=== Records provided ===

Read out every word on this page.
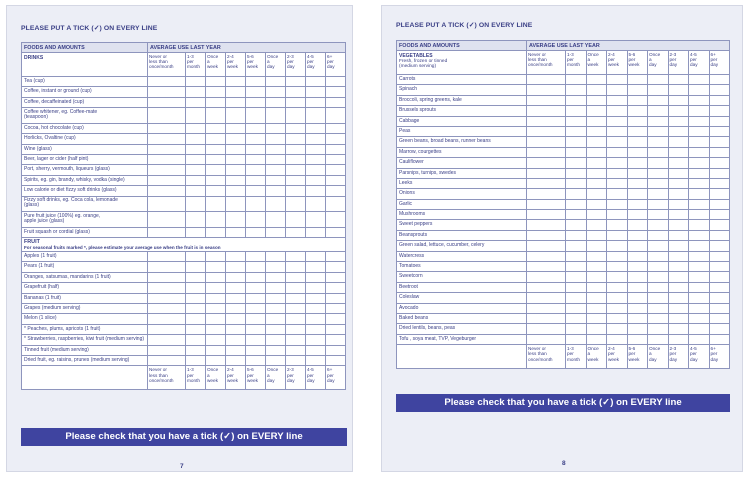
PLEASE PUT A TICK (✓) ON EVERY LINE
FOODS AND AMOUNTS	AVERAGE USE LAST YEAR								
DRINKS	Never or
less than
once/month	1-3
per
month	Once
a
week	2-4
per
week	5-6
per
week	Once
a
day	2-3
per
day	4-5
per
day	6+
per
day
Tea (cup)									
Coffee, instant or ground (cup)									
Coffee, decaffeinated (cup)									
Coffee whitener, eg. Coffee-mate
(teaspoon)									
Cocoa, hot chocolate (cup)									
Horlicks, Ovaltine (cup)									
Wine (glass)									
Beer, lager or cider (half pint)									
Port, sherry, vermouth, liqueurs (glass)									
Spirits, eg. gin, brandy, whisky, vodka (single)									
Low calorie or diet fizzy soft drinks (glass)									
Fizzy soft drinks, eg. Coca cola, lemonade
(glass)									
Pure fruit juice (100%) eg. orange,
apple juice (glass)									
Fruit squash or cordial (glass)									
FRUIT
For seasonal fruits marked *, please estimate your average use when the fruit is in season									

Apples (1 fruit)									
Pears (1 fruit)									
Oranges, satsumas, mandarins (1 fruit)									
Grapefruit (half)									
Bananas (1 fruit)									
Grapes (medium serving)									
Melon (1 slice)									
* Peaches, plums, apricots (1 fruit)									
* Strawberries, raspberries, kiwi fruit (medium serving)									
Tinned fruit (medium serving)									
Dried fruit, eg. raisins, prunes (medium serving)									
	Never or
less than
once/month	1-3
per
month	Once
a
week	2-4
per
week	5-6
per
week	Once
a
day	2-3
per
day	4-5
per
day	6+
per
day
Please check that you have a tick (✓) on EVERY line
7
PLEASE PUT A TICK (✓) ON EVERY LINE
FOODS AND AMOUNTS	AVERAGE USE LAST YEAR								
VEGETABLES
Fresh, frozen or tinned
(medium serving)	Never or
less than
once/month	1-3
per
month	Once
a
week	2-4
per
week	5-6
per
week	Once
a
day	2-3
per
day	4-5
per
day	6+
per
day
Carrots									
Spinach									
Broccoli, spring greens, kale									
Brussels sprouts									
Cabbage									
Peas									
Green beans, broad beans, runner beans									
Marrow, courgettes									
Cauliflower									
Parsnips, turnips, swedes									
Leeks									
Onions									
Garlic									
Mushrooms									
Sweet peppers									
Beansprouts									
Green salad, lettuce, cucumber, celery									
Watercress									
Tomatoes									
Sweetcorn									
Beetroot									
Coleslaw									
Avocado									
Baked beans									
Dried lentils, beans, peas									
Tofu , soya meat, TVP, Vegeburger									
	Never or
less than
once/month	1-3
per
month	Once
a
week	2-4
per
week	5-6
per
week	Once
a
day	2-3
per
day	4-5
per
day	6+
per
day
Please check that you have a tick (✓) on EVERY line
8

===

* Problem details *
Restate the whole listing above exactly, except for its images.

* Answer to this exercise *
Read out every word on this page.
PLEASE PUT A TICK (✓) ON EVERY LINE
FOODS AND AMOUNTS	AVERAGE USE LAST YEAR								
DRINKS	Never or
less than
once/month	1-3
per
month	Once
a
week	2-4
per
week	5-6
per
week	Once
a
day	2-3
per
day	4-5
per
day	6+
per
day
Tea (cup)									
Coffee, instant or ground (cup)									
Coffee, decaffeinated (cup)									
Coffee whitener, eg. Coffee-mate
(teaspoon)									
Cocoa, hot chocolate (cup)									
Horlicks, Ovaltine (cup)									
Wine (glass)									
Beer, lager or cider (half pint)									
Port, sherry, vermouth, liqueurs (glass)									
Spirits, eg. gin, brandy, whisky, vodka (single)									
Low calorie or diet fizzy soft drinks (glass)									
Fizzy soft drinks, eg. Coca cola, lemonade
(glass)									
Pure fruit juice (100%) eg. orange,
apple juice (glass)									
Fruit squash or cordial (glass)									
FRUIT
For seasonal fruits marked *, please estimate your average use when the fruit is in season									

Apples (1 fruit)									
Pears (1 fruit)									
Oranges, satsumas, mandarins (1 fruit)									
Grapefruit (half)									
Bananas (1 fruit)									
Grapes (medium serving)									
Melon (1 slice)									
* Peaches, plums, apricots (1 fruit)									
* Strawberries, raspberries, kiwi fruit (medium serving)									
Tinned fruit (medium serving)									
Dried fruit, eg. raisins, prunes (medium serving)									
	Never or
less than
once/month	1-3
per
month	Once
a
week	2-4
per
week	5-6
per
week	Once
a
day	2-3
per
day	4-5
per
day	6+
per
day
Please check that you have a tick (✓) on EVERY line
7
PLEASE PUT A TICK (✓) ON EVERY LINE
FOODS AND AMOUNTS	AVERAGE USE LAST YEAR								
VEGETABLES
Fresh, frozen or tinned
(medium serving)	Never or
less than
once/month	1-3
per
month	Once
a
week	2-4
per
week	5-6
per
week	Once
a
day	2-3
per
day	4-5
per
day	6+
per
day
Carrots									
Spinach									
Broccoli, spring greens, kale									
Brussels sprouts									
Cabbage									
Peas									
Green beans, broad beans, runner beans									
Marrow, courgettes									
Cauliflower									
Parsnips, turnips, swedes									
Leeks									
Onions									
Garlic									
Mushrooms									
Sweet peppers									
Beansprouts									
Green salad, lettuce, cucumber, celery									
Watercress									
Tomatoes									
Sweetcorn									
Beetroot									
Coleslaw									
Avocado									
Baked beans									
Dried lentils, beans, peas									
Tofu , soya meat, TVP, Vegeburger									
	Never or
less than
once/month	1-3
per
month	Once
a
week	2-4
per
week	5-6
per
week	Once
a
day	2-3
per
day	4-5
per
day	6+
per
day
Please check that you have a tick (✓) on EVERY line
8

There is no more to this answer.